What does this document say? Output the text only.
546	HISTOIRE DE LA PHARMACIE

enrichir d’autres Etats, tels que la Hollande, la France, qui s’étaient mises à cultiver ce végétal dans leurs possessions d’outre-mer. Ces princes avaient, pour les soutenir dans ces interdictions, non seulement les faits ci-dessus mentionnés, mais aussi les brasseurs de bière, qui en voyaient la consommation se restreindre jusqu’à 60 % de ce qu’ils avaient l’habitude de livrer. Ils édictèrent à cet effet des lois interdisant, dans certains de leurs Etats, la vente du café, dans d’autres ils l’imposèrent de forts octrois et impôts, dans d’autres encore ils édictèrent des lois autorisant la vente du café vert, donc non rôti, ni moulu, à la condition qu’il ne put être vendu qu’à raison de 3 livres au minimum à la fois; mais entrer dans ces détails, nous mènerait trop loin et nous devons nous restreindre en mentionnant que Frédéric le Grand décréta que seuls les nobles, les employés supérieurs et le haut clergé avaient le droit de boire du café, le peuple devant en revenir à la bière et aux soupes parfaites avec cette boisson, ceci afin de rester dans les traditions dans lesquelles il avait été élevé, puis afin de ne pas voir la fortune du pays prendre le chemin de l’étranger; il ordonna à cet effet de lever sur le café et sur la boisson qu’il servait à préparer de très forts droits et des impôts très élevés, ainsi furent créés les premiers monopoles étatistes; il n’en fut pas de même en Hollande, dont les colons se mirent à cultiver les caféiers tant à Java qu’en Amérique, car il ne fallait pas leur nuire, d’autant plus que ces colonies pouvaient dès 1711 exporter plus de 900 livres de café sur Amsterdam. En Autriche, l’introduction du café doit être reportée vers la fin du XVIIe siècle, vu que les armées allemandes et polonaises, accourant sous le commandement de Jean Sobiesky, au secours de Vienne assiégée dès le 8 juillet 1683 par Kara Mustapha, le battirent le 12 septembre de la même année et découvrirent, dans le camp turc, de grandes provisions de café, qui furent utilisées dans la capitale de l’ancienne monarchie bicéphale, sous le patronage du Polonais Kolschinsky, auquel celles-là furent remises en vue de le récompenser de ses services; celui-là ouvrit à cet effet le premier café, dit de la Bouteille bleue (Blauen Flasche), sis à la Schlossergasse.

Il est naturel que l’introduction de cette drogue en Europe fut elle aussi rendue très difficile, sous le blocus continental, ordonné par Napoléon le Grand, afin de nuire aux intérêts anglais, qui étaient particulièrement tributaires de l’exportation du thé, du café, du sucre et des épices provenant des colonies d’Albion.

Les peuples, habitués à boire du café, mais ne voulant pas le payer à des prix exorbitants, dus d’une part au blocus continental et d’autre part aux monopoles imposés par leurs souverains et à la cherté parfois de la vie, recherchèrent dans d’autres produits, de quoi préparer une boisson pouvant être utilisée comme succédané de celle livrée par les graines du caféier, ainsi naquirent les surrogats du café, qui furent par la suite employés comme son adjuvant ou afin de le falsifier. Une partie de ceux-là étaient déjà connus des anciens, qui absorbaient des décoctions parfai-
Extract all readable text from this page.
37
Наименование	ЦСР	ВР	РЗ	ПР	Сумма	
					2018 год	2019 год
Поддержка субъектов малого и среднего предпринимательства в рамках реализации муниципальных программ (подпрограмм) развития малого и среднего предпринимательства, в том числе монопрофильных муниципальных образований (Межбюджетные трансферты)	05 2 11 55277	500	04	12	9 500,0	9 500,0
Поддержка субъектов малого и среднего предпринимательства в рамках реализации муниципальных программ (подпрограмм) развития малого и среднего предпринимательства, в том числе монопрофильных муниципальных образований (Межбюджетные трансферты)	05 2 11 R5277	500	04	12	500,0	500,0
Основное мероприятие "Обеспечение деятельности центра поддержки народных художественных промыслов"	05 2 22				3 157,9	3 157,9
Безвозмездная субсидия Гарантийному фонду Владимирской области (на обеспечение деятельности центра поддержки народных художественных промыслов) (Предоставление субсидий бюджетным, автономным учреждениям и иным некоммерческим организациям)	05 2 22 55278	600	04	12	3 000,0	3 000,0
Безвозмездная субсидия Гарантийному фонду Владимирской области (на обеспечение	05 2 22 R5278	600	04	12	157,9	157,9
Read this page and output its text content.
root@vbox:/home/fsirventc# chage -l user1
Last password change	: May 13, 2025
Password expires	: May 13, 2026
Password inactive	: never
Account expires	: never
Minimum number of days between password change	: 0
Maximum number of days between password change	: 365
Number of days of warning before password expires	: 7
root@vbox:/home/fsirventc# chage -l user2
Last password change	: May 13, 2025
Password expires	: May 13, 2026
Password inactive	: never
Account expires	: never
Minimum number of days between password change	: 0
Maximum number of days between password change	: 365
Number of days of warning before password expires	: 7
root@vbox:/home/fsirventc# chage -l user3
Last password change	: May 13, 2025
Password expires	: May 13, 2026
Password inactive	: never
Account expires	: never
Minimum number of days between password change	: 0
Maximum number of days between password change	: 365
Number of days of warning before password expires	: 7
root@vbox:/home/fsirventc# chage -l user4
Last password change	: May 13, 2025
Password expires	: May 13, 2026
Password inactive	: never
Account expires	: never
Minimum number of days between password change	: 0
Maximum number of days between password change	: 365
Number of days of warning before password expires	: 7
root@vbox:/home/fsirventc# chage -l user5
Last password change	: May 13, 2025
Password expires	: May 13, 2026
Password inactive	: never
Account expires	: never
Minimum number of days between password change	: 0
○ ○ ○
» **TASK DIRECTIONS**
Extract the complete data, matching each line exactly.

» **OUTPUT OF THE TASK**
What does this document say? Output the text only.
546	HISTOIRE DE LA PHARMACIE

enrichir d’autres Etats, tels que la Hollande, la France, qui s’étaient mises à cultiver ce végétal dans leurs possessions d’outre-mer. Ces princes avaient, pour les soutenir dans ces interdictions, non seulement les faits ci-dessus mentionnés, mais aussi les brasseurs de bière, qui en voyaient la consommation se restreindre jusqu’à 60 % de ce qu’ils avaient l’habitude de livrer. Ils édictèrent à cet effet des lois interdisant, dans certains de leurs Etats, la vente du café, dans d’autres ils l’imposèrent de forts octrois et impôts, dans d’autres encore ils édictèrent des lois autorisant la vente du café vert, donc non rôti, ni moulu, à la condition qu’il ne put être vendu qu’à raison de 3 livres au minimum à la fois; mais entrer dans ces détails, nous mènerait trop loin et nous devons nous restreindre en mentionnant que Frédéric le Grand décréta que seuls les nobles, les employés supérieurs et le haut clergé avaient le droit de boire du café, le peuple devant en revenir à la bière et aux soupes parfaites avec cette boisson, ceci afin de rester dans les traditions dans lesquelles il avait été élevé, puis afin de ne pas voir la fortune du pays prendre le chemin de l’étranger; il ordonna à cet effet de lever sur le café et sur la boisson qu’il servait à préparer de très forts droits et des impôts très élevés, ainsi furent créés les premiers monopoles étatistes; il n’en fut pas de même en Hollande, dont les colons se mirent à cultiver les caféiers tant à Java qu’en Amérique, car il ne fallait pas leur nuire, d’autant plus que ces colonies pouvaient dès 1711 exporter plus de 900 livres de café sur Amsterdam. En Autriche, l’introduction du café doit être reportée vers la fin du XVIIe siècle, vu que les armées allemandes et polonaises, accourant sous le commandement de Jean Sobiesky, au secours de Vienne assiégée dès le 8 juillet 1683 par Kara Mustapha, le battirent le 12 septembre de la même année et découvrirent, dans le camp turc, de grandes provisions de café, qui furent utilisées dans la capitale de l’ancienne monarchie bicéphale, sous le patronage du Polonais Kolschinsky, auquel celles-là furent remises en vue de le récompenser de ses services; celui-là ouvrit à cet effet le premier café, dit de la Bouteille bleue (Blauen Flasche), sis à la Schlossergasse.

Il est naturel que l’introduction de cette drogue en Europe fut elle aussi rendue très difficile, sous le blocus continental, ordonné par Napoléon le Grand, afin de nuire aux intérêts anglais, qui étaient particulièrement tributaires de l’exportation du thé, du café, du sucre et des épices provenant des colonies d’Albion.

Les peuples, habitués à boire du café, mais ne voulant pas le payer à des prix exorbitants, dus d’une part au blocus continental et d’autre part aux monopoles imposés par leurs souverains et à la cherté parfois de la vie, recherchèrent dans d’autres produits, de quoi préparer une boisson pouvant être utilisée comme succédané de celle livrée par les graines du caféier, ainsi naquirent les surrogats du café, qui furent par la suite employés comme son adjuvant ou afin de le falsifier. Une partie de ceux-là étaient déjà connus des anciens, qui absorbaient des décoctions parfai-
Extract all readable text from this page.
37
Наименование	ЦСР	ВР	РЗ	ПР	Сумма	
					2018 год	2019 год
Поддержка субъектов малого и среднего предпринимательства в рамках реализации муниципальных программ (подпрограмм) развития малого и среднего предпринимательства, в том числе монопрофильных муниципальных образований (Межбюджетные трансферты)	05 2 11 55277	500	04	12	9 500,0	9 500,0
Поддержка субъектов малого и среднего предпринимательства в рамках реализации муниципальных программ (подпрограмм) развития малого и среднего предпринимательства, в том числе монопрофильных муниципальных образований (Межбюджетные трансферты)	05 2 11 R5277	500	04	12	500,0	500,0
Основное мероприятие "Обеспечение деятельности центра поддержки народных художественных промыслов"	05 2 22				3 157,9	3 157,9
Безвозмездная субсидия Гарантийному фонду Владимирской области (на обеспечение деятельности центра поддержки народных художественных промыслов) (Предоставление субсидий бюджетным, автономным учреждениям и иным некоммерческим организациям)	05 2 22 55278	600	04	12	3 000,0	3 000,0
Безвозмездная субсидия Гарантийному фонду Владимирской области (на обеспечение	05 2 22 R5278	600	04	12	157,9	157,9
Read this page and output its text content.
root@vbox:/home/fsirventc# chage -l user1
Last password change	: May 13, 2025
Password expires	: May 13, 2026
Password inactive	: never
Account expires	: never
Minimum number of days between password change	: 0
Maximum number of days between password change	: 365
Number of days of warning before password expires	: 7
root@vbox:/home/fsirventc# chage -l user2
Last password change	: May 13, 2025
Password expires	: May 13, 2026
Password inactive	: never
Account expires	: never
Minimum number of days between password change	: 0
Maximum number of days between password change	: 365
Number of days of warning before password expires	: 7
root@vbox:/home/fsirventc# chage -l user3
Last password change	: May 13, 2025
Password expires	: May 13, 2026
Password inactive	: never
Account expires	: never
Minimum number of days between password change	: 0
Maximum number of days between password change	: 365
Number of days of warning before password expires	: 7
root@vbox:/home/fsirventc# chage -l user4
Last password change	: May 13, 2025
Password expires	: May 13, 2026
Password inactive	: never
Account expires	: never
Minimum number of days between password change	: 0
Maximum number of days between password change	: 365
Number of days of warning before password expires	: 7
root@vbox:/home/fsirventc# chage -l user5
Last password change	: May 13, 2025
Password expires	: May 13, 2026
Password inactive	: never
Account expires	: never
Minimum number of days between password change	: 0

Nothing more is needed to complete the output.